• PROBLEM STATEMENT: Will you quote all of the entries, word for word?

• INFORMATION GIVEN:
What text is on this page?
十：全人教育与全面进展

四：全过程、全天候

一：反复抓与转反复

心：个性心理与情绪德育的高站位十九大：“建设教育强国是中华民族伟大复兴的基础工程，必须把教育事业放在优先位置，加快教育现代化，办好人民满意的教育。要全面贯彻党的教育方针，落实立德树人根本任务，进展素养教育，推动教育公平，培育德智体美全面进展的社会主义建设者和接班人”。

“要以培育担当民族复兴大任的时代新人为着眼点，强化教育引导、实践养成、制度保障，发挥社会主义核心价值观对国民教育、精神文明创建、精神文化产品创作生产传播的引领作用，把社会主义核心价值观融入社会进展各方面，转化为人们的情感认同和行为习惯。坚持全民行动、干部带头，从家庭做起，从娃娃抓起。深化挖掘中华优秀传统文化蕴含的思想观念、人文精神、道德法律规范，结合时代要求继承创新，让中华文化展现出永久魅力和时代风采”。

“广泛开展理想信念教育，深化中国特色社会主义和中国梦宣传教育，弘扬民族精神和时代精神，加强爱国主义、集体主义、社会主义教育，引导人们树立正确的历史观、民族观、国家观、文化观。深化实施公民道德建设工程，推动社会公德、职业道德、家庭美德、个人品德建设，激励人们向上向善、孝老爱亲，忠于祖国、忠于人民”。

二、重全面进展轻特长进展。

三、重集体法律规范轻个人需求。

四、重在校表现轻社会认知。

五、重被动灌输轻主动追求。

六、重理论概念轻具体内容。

• OUTPUT BELOW:
What text is on this page?
十：全人教育与全面进展

四：全过程、全天候

一：反复抓与转反复

心：个性心理与情绪德育的高站位十九大：“建设教育强国是中华民族伟大复兴的基础工程，必须把教育事业放在优先位置，加快教育现代化，办好人民满意的教育。要全面贯彻党的教育方针，落实立德树人根本任务，进展素养教育，推动教育公平，培育德智体美全面进展的社会主义建设者和接班人”。

“要以培育担当民族复兴大任的时代新人为着眼点，强化教育引导、实践养成、制度保障，发挥社会主义核心价值观对国民教育、精神文明创建、精神文化产品创作生产传播的引领作用，把社会主义核心价值观融入社会进展各方面，转化为人们的情感认同和行为习惯。坚持全民行动、干部带头，从家庭做起，从娃娃抓起。深化挖掘中华优秀传统文化蕴含的思想观念、人文精神、道德法律规范，结合时代要求继承创新，让中华文化展现出永久魅力和时代风采”。

“广泛开展理想信念教育，深化中国特色社会主义和中国梦宣传教育，弘扬民族精神和时代精神，加强爱国主义、集体主义、社会主义教育，引导人们树立正确的历史观、民族观、国家观、文化观。深化实施公民道德建设工程，推动社会公德、职业道德、家庭美德、个人品德建设，激励人们向上向善、孝老爱亲，忠于祖国、忠于人民”。

二、重全面进展轻特长进展。

三、重集体法律规范轻个人需求。

四、重在校表现轻社会认知。

五、重被动灌输轻主动追求。

六、重理论概念轻具体内容。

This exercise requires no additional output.